[Records from a collection]
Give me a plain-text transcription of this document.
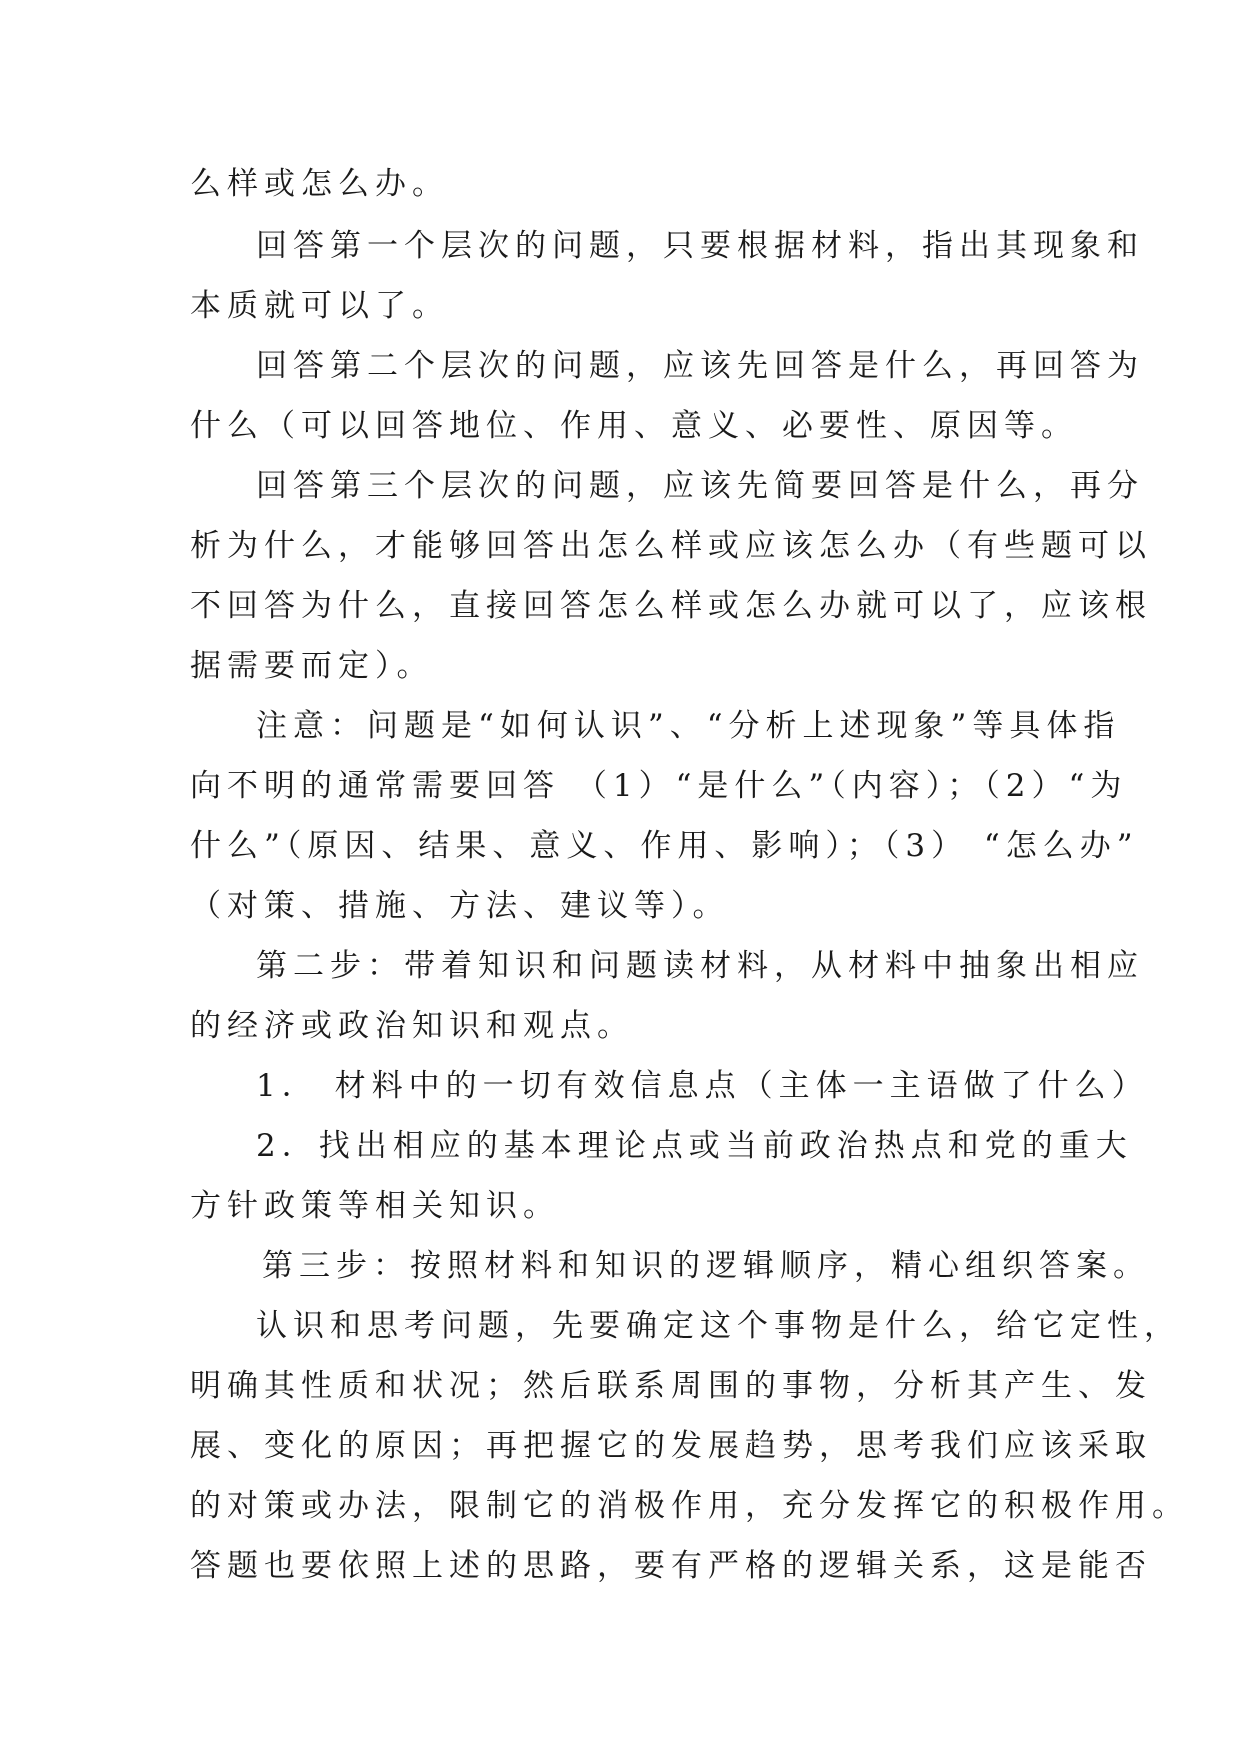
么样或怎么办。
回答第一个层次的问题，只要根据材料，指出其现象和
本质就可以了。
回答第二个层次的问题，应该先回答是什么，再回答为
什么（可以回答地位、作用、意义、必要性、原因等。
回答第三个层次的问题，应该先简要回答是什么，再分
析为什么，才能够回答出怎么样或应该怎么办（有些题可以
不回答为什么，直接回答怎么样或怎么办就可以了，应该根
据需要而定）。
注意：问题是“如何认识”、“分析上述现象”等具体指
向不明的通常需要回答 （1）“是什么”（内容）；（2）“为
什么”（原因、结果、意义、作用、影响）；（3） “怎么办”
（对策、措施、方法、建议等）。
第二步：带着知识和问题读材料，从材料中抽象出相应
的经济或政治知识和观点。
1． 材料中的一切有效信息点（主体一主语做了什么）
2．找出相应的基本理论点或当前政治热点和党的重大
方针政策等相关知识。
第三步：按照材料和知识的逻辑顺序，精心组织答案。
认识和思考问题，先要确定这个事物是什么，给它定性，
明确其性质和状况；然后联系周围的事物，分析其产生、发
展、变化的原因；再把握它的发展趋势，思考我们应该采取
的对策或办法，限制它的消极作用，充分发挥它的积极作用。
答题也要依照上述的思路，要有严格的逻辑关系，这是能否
---
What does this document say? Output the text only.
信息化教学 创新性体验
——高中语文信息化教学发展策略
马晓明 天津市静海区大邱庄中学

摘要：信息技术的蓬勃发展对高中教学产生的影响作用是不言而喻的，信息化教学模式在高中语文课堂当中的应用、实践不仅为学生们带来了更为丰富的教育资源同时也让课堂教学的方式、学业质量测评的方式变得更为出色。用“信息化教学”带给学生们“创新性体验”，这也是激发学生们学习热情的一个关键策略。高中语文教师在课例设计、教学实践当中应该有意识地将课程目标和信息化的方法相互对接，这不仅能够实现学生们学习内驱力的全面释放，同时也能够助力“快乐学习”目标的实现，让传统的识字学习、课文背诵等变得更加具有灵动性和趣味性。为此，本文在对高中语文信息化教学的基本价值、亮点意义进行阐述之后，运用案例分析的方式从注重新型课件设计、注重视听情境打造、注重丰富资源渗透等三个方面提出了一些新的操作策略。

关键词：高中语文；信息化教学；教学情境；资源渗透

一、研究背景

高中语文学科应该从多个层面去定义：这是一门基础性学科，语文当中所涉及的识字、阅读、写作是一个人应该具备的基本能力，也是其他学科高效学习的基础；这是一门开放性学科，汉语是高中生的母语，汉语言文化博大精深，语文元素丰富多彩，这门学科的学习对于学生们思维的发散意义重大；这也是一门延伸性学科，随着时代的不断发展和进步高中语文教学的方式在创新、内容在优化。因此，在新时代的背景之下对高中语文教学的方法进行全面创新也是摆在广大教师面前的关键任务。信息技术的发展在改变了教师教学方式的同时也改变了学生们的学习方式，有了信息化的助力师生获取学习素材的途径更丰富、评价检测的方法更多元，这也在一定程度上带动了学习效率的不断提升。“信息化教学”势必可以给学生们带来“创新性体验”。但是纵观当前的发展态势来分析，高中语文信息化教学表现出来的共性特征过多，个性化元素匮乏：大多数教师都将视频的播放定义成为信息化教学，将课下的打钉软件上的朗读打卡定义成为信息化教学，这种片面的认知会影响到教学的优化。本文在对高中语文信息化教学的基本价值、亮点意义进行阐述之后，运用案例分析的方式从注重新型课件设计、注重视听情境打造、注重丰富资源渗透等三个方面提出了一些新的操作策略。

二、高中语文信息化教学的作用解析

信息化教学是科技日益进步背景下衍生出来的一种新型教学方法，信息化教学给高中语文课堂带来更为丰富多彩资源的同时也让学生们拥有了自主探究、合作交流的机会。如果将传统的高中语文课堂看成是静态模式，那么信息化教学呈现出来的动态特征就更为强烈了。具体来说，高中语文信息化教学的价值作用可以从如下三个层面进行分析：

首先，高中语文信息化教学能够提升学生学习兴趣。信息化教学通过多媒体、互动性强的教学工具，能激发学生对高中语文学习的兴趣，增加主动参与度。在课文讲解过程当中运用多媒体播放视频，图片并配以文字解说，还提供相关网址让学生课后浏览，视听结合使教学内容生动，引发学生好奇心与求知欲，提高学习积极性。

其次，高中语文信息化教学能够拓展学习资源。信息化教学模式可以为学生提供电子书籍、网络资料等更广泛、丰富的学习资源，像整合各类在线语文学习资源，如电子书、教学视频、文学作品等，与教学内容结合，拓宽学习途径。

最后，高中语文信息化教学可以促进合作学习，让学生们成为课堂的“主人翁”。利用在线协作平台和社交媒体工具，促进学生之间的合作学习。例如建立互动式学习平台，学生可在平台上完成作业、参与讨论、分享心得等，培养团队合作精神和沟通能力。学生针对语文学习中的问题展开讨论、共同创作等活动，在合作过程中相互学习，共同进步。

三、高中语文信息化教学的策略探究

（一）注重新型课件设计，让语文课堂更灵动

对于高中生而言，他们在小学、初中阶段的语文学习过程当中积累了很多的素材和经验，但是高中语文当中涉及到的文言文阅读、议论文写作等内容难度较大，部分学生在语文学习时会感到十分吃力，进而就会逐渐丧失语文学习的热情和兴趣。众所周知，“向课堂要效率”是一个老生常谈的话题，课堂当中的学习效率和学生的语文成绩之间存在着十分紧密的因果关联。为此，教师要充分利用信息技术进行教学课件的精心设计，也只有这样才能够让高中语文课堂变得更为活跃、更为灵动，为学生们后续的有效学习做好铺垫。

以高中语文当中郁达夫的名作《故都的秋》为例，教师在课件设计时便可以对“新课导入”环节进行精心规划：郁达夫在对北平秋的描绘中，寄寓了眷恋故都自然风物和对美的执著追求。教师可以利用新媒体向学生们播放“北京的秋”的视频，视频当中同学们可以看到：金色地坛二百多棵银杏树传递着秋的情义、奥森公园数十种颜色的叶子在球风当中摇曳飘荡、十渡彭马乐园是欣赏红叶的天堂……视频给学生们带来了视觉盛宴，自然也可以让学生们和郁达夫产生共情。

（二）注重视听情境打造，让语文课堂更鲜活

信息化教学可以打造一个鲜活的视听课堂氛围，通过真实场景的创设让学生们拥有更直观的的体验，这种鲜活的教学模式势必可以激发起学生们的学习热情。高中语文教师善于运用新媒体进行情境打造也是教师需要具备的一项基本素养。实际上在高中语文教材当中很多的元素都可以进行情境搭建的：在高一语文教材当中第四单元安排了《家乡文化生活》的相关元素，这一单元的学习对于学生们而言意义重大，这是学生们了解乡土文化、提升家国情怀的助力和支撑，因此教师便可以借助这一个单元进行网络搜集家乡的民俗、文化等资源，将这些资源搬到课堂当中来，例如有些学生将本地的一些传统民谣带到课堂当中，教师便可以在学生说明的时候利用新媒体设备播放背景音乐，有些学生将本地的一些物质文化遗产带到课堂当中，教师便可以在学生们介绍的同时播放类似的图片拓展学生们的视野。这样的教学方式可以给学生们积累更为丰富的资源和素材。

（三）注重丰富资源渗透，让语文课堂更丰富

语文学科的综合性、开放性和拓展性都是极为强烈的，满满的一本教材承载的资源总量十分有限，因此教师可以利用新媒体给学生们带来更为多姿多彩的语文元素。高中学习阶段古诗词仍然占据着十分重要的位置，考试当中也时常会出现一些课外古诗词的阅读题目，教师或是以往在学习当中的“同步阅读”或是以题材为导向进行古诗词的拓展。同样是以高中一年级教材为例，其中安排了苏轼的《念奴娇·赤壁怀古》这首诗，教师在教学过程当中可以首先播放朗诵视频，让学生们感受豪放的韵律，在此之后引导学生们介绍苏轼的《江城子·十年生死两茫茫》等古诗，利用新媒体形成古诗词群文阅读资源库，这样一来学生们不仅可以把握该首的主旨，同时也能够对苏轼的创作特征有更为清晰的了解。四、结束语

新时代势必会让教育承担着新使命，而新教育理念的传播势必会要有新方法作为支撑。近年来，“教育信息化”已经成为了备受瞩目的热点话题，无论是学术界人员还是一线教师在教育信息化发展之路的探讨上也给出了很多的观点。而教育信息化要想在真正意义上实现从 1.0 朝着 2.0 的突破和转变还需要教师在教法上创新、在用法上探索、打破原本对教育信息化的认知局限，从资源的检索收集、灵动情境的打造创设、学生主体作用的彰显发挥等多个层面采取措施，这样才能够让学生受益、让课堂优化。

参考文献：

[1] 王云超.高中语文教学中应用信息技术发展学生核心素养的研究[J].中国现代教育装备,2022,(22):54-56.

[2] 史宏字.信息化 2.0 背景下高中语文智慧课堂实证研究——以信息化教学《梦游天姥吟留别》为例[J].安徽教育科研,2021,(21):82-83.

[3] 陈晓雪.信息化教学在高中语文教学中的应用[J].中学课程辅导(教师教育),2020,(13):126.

■ GIVEN TASK: In the material above, find the lines that contain "document" and show them.

■ RESULT OF THE EXERCISE:
Give me a plain-text transcription of this document.
What does this document say? Output the text only.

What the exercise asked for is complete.